Data records
+ + + + +
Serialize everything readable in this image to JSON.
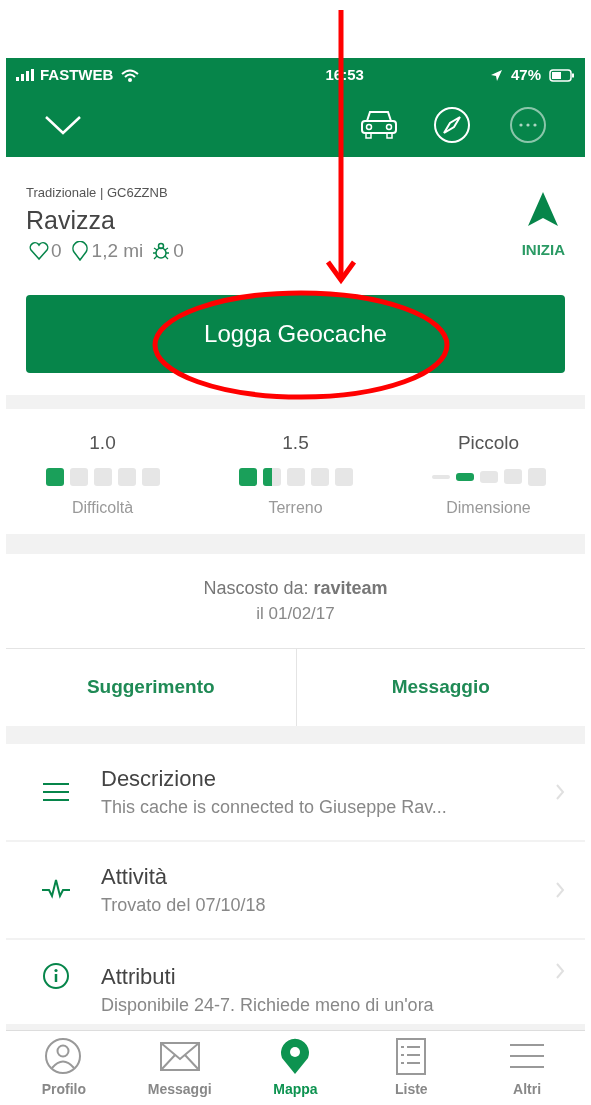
{
  "status_bar": {
    "carrier": "FASTWEB",
    "time": "16:53",
    "battery": "47%"
  },
  "cache": {
    "type_code": "Tradizionale | GC6ZZNB",
    "name": "Ravizza",
    "favorites": "0",
    "distance": "1,2 mi",
    "trackables": "0",
    "start_label": "INIZIA"
  },
  "log_button": "Logga Geocache",
  "ratings": [
    {
      "kind": "squares",
      "value": "1.0",
      "label": "Difficoltà",
      "stars": 1
    },
    {
      "kind": "squares",
      "value": "1.5",
      "label": "Terreno",
      "stars": 1.5
    },
    {
      "kind": "size",
      "value": "Piccolo",
      "label": "Dimensione",
      "sizes": [
        {
          "selected": false
        },
        {
          "selected": true
        },
        {
          "selected": false
        },
        {
          "selected": false
        },
        {
          "selected": false
        }
      ]
    }
  ],
  "hidden_by": {
    "text": "Nascosto da: **raviteam**",
    "date": "il 01/02/17"
  },
  "actions": [
    "Suggerimento",
    "Messaggio"
  ],
  "details": [
    {
      "kind": "description",
      "title": "Descrizione",
      "subtitle": "This cache is connected to Giuseppe Rav..."
    },
    {
      "kind": "activity",
      "title": "Attività",
      "subtitle": "Trovato del 07/10/18"
    },
    {
      "kind": "attributes",
      "title": "Attributi",
      "subtitle": "Disponibile 24-7. Richiede meno di un'ora"
    }
  ],
  "tab_bar": [
    {
      "kind": "profile",
      "label": "Profilo",
      "selected": false
    },
    {
      "kind": "messages",
      "label": "Messaggi",
      "selected": false
    },
    {
      "kind": "map",
      "label": "Mappa",
      "selected": true
    },
    {
      "kind": "lists",
      "label": "Liste",
      "selected": false
    },
    {
      "kind": "more",
      "label": "Altri",
      "selected": false
    }
  ]
}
+ + + + +
--- What to do ---
Search the entries for "kind" and copy out each line that has it.

--- Result of the exercise ---
      "kind": "squares",
      "kind": "squares",
      "kind": "size",
      "kind": "description",
      "kind": "activity",
      "kind": "attributes",
      "kind": "profile",
      "kind": "messages",
      "kind": "map",
      "kind": "lists",
      "kind": "more",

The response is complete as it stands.